* Exercise prompt: Take the listing and print it in full, exactly as given.

### Record extracts

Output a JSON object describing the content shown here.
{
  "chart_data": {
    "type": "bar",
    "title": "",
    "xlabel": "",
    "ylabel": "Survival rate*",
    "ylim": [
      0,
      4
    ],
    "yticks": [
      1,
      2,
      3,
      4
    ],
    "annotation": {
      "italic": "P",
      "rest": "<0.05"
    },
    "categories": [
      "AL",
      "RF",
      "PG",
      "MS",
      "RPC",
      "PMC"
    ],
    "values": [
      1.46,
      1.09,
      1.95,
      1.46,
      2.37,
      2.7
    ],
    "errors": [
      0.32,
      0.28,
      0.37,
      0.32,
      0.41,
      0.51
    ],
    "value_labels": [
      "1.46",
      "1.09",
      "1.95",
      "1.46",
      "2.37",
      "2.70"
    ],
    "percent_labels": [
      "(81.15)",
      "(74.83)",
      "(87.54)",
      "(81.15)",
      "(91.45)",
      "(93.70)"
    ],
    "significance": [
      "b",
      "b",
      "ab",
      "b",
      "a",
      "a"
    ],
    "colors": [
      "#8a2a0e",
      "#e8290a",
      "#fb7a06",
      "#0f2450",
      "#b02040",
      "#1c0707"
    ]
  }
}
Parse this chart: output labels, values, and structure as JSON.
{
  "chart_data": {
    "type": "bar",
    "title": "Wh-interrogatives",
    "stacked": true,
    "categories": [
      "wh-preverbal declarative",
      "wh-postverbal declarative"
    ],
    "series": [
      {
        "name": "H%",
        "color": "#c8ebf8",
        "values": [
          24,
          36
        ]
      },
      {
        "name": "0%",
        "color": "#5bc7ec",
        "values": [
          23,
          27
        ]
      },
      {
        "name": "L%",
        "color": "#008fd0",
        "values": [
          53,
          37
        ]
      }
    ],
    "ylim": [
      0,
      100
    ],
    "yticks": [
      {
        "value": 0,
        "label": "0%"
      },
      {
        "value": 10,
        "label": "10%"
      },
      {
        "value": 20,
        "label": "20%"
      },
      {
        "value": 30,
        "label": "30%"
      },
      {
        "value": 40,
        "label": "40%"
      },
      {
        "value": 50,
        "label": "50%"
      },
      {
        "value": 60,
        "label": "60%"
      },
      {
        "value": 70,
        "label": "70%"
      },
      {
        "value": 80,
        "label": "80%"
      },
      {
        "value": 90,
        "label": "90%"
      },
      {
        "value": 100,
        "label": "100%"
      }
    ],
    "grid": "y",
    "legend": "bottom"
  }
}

######

* Exercise output:
Output a JSON object describing the content shown here.
{
  "chart_data": {
    "type": "bar",
    "title": "",
    "xlabel": "",
    "ylabel": "Survival rate*",
    "ylim": [
      0,
      4
    ],
    "yticks": [
      1,
      2,
      3,
      4
    ],
    "annotation": {
      "italic": "P",
      "rest": "<0.05"
    },
    "categories": [
      "AL",
      "RF",
      "PG",
      "MS",
      "RPC",
      "PMC"
    ],
    "values": [
      1.46,
      1.09,
      1.95,
      1.46,
      2.37,
      2.7
    ],
    "errors": [
      0.32,
      0.28,
      0.37,
      0.32,
      0.41,
      0.51
    ],
    "value_labels": [
      "1.46",
      "1.09",
      "1.95",
      "1.46",
      "2.37",
      "2.70"
    ],
    "percent_labels": [
      "(81.15)",
      "(74.83)",
      "(87.54)",
      "(81.15)",
      "(91.45)",
      "(93.70)"
    ],
    "significance": [
      "b",
      "b",
      "ab",
      "b",
      "a",
      "a"
    ],
    "colors": [
      "#8a2a0e",
      "#e8290a",
      "#fb7a06",
      "#0f2450",
      "#b02040",
      "#1c0707"
    ]
  }
}
Parse this chart: output labels, values, and structure as JSON.
{
  "chart_data": {
    "type": "bar",
    "title": "Wh-interrogatives",
    "stacked": true,
    "categories": [
      "wh-preverbal declarative",
      "wh-postverbal declarative"
    ],
    "series": [
      {
        "name": "H%",
        "color": "#c8ebf8",
        "values": [
          24,
          36
        ]
      },
      {
        "name": "0%",
        "color": "#5bc7ec",
        "values": [
          23,
          27
        ]
      },
      {
        "name": "L%",
        "color": "#008fd0",
        "values": [
          53,
          37
        ]
      }
    ],
    "ylim": [
      0,
      100
    ],
    "yticks": [
      {
        "value": 0,
        "label": "0%"
      },
      {
        "value": 10,
        "label": "10%"
      },
      {
        "value": 20,
        "label": "20%"
      },
      {
        "value": 30,
        "label": "30%"
      },
      {
        "value": 40,
        "label": "40%"
      },
      {
        "value": 50,
        "label": "50%"
      },
      {
        "value": 60,
        "label": "60%"
      },
      {
        "value": 70,
        "label": "70%"
      },
      {
        "value": 80,
        "label": "80%"
      },
      {
        "value": 90,
        "label": "90%"
      },
      {
        "value": 100,
        "label": "100%"
      }
    ],
    "grid": "y",
    "legend": "bottom"
  }
}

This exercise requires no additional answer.